◆ Cosa farai
1. Ricopia dal racconto sulla Costa Concordia il pezzo che comincia con "Comincia così il" e va avanti fino a "la crociera precedente.".
2. Nel racconto sulla Costa Concordia, quanti giorni prima del disastro Nico Di Micco è andato via dalla nave?
3. Nel racconto sulla Costa Concordia, scrivi tutti i mestieri di bordo nominati subito dopo le parole "ma tutti,".

◆ Testo mostrato
# # # # # # #
«Sono ormai due giorni che la mia mente non fa altro che pensare a questa brutta storia. Su quella nave sarei dovuto esserci anch'io, ma sono andato via sei giorni prima del disastro».
Comincia così il racconto di Nico Di Micco, animatore tranese che a bordo della Costa Concordia affondata all’isola del Giglio era stato la crociera precedente.
Radio Bombo lo ha raggiunto e vi propone l’intervista con lui, corredata da immagini. «Posso dire solo una cosa – è il suo commento -: noi ragazzi, a volte lavoriamo anche dodici ore al giorno per offrire un servizio 'eccellente', o per lo meno per regalare dei sorrisi e momenti a gente che sceglie di trascorrere una vacanza in crociera. Io faccio l'animatore e credo nel mio lavoro, ma tutti, dai camerieri ai tecnici, dai musicisti ai ballerini, dai cuochi ai cabin steward, dai baristi a tutta la gente che non si vede, cercano di dare il massimo ogni giorno. Anche se è una scelta, noi scegliamo di vivere e consumare la nostra vita a bordo, lontano dalla famiglia, da una fidanzata e dagli amici veri, rinchiudendoci in un mondo a parte. Il naufragio? Salvare 4234 persone non è assolutamente un gioco per persone che sono li a fare il loro lavoro, un lavoro che non è salvare la gente, ma intrattenerla o servirla ai tavoli. Sicuramente facciamo parte delle procedure di sbarco in casi d'emergenza, però io e tanti altri abbiamo vent’anni, e quando una bestia del mare si piega su se stessa chiunque può vivere dei momenti di panico. Ma non possiamo accettare che si dice che l’equipaggio è stato disorganizzato e non preparato: è una violenza a noi che il nostro lavoro lo svolgiamo sempre nel migliore dei modi. Pace per le vittime e preghiamo per i pochi dispersi, nella speranza che si possano ritrovare vivi. Forza Giuseppe».
# # # # # # #
Dati registrati
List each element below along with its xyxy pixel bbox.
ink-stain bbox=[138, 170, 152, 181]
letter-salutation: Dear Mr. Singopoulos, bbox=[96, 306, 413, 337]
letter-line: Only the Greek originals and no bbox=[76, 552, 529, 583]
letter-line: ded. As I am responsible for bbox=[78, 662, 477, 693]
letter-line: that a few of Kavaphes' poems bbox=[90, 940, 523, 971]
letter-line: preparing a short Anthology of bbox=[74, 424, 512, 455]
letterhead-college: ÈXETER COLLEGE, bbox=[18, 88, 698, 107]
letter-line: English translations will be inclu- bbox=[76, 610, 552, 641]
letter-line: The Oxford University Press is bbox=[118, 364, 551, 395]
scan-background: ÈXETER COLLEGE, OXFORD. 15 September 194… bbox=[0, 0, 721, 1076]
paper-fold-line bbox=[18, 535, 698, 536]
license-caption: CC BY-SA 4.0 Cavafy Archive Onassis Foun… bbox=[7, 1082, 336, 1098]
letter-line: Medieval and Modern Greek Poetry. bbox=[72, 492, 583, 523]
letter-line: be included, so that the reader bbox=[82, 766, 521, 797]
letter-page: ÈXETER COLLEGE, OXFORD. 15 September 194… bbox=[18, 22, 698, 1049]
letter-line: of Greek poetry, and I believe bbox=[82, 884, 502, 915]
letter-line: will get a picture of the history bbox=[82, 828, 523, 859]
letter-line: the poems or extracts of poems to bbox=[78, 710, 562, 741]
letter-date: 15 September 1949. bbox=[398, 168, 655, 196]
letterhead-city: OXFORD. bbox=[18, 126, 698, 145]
# # # # # # #
◆ Soluzioni
1.
Comincia così il racconto di Nico Di Micco, animatore tranese che a bordo della Costa Concordia affondata all’isola del Giglio era stato la crociera precedente.

2. Sei giorni prima del disastro.

3. Camerieri, tecnici, musicisti, ballerini, cuochi, cabin steward, baristi.